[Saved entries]
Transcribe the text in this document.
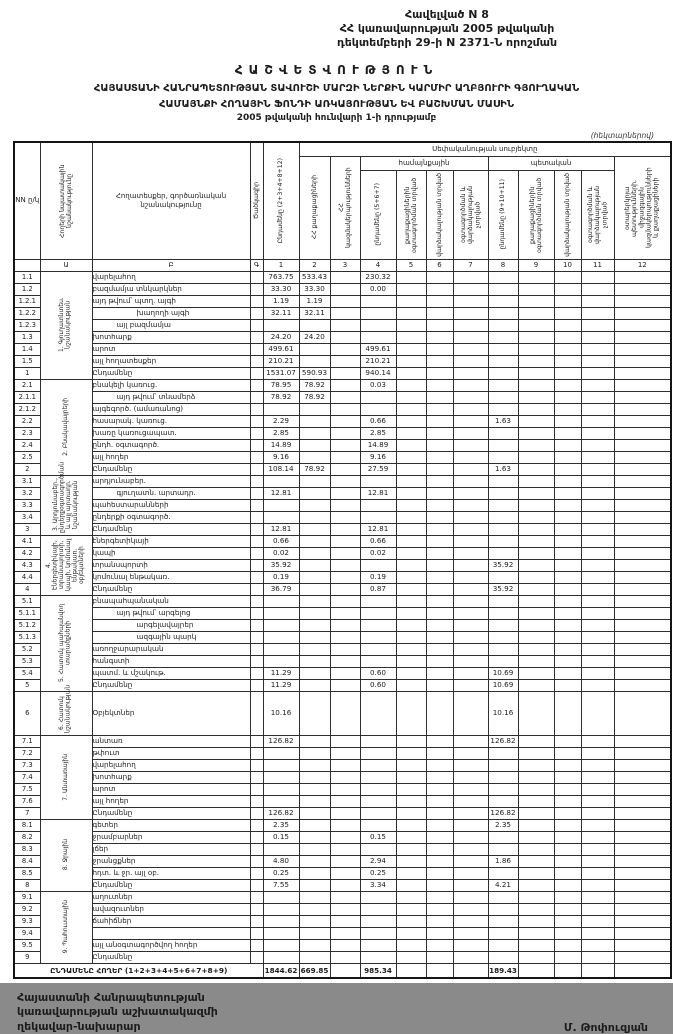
Հավելված N 8
ՀՀ կառավարության 2005 թվականի
դեկտեմբերի 29-ի N 2371-Ն որոշման
ՀԱՇՎԵՏՎՈՒԹՅՈՒՆ
ՀԱՅԱՍՏԱՆԻ ՀԱՆՐԱՊԵՏՈՒԹՅԱՆ ՏԱՎՈՒՇԻ ՄԱՐԶԻ ՆԵՐՔԻՆ ԿԱՐՄԻՐ ԱՂԲՅՈՒՐԻ ԳՅՈՒՂԱԿԱՆ
ՀԱՄԱՅՆՔԻ ՀՈՂԱՅԻՆ ՖՈՆԴԻ ԱՌԿԱՅՈՒԹՅԱՆ ԵՎ ԲԱՇԽՄԱՆ ՄԱՍԻՆ
2005 թվականի հունվարի 1-ի դրությամբ
(հեկտարներով)
NN ը/կ	Հողերի նպատակային նշանակությունը	Հողատեսքեր, գործառնական նշանակությունը	Ծածկագիր	Ընդամենը (2+3+4+8+12)	Սեփականության սուբյեկտը										

					ՀՀ քաղաքացիների	ՀՀ կազմակերպությունների	համայնքային				պետական				օտարերկրյա պետությունների, միջազգային կազմակերպությունների և քաղաքացիների

							ընդամենը (5+6+7)	քաղաքացիներին օգտագործման տրված	վարձակալության տրված	օգտագործման և վարձակալության չտրված	ընդամենը (9+10+11)	քաղաքացիներին օգտագործման տրված	վարձակալության տրված	օգտագործման և վարձակալության չտրված	

	Ա	Բ	Գ	1	2	3	4	5	6	7	8	9	10	11	12
1.1	1. Գյուղատնտես. նշանակության	վարելահող		763.75	533.43		230.32								
1.2		բազմամյա տնկարկներ		33.30	33.30		0.00								
1.2.1		այդ թվում՝ պտղ. այգի		1.19	1.19										
1.2.2		խաղողի այգի		32.11	32.11										
1.2.3		այլ բազմամյա													
1.3		խոտհարք		24.20	24.20										
1.4		արոտ		499.61			499.61								
1.5		այլ հողատեսքեր		210.21			210.21								
1		Ընդամենը		1531.07	590.93		940.14								
2.1	2. Բնակավայրերի	բնակելի կառուց.		78.95	78.92		0.03								
2.1.1		այդ թվում՝ տնամերձ		78.92	78.92										
2.1.2		այգեգործ. (ամառանոց)													
2.2		հասարակ. կառուց.		2.29			0.66				1.63				
2.3		խառը կառուցապատ.		2.85			2.85								
2.4		ընդհ. օգտագործ.		14.89			14.89								
2.5		այլ հողեր		9.16			9.16								
2		Ընդամենը		108.14	78.92		27.59				1.63				
3.1	3. Արդյունաբեր., ընդերքօգտագործման և այլ արտադր. նշանակության	արդյունաբեր.													
3.2		գյուղատն. արտադր.		12.81			12.81								
3.3		պահեստարանների													
3.4		ընդերքի օգտագործ.													
3		Ընդամենը		12.81			12.81								
4.1	4. Էներգետիկայի, տրանսպորտի, կապի, կոմունալ ենթակառ. օբյեկտների	էներգետիկայի		0.66			0.66								
4.2		կապի		0.02			0.02								
4.3		տրանսպորտի		35.92							35.92				
4.4		կոմունալ ենթակառ.		0.19			0.19								
4		Ընդամենը		36.79			0.87				35.92				
5.1	5. Հատուկ պահպանվող տարածքների	բնապահպանական													
5.1.1		այդ թվում՝ արգելոց													
5.1.2		արգելավայրեր													
5.1.3		ազգային պարկ													
5.2		առողջարարական													
5.3		հանգստի													
5.4		պատմ. և մշակութ.		11.29			0.60				10.69				
5		Ընդամենը		11.29			0.60				10.69				
6	6. Հատուկ նշանակության	Օբյեկտներ		10.16							10.16				
7.1	7. Անտառային	անտառ		126.82							126.82				
7.2		թփուտ													
7.3		վարելահող													
7.4		խոտհարք													
7.5		արոտ													
7.6		այլ հողեր													
7		Ընդամենը		126.82							126.82				
8.1	8. Ջրային	գետեր		2.35							2.35				
8.2		ջրամբարներ		0.15			0.15								
8.3		լճեր													
8.4		ջրանցքներ		4.80			2.94				1.86				
8.5		հդտ. և ջր. այլ օբ.		0.25			0.25								
8		Ընդամենը		7.55			3.34				4.21				
9.1	9. Պահուստային	աղուտներ													
9.2		ավազուտներ													
9.3		ճահիճներ													
9.4															
9.5		այլ անօգտագործվող հողեր													
9		Ընդամենը													
ԸՆԴԱՄԵՆԸ ՀՈՂԵՐ (1+2+3+4+5+6+7+8+9)				1844.62	669.85		985.34				189.43				
Հայաստանի Հանրապետության
կառավարության աշխատակազմի
ղեկավար-նախարար	Մ. Թոփուզյան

» **Problem**
Show every line where the string "այգի" appears.

» **Written response**
1.2.1		այդ թվում՝ պտղ. այգի		1.19	1.19										
1.2.2		խաղողի այգի		32.11	32.11										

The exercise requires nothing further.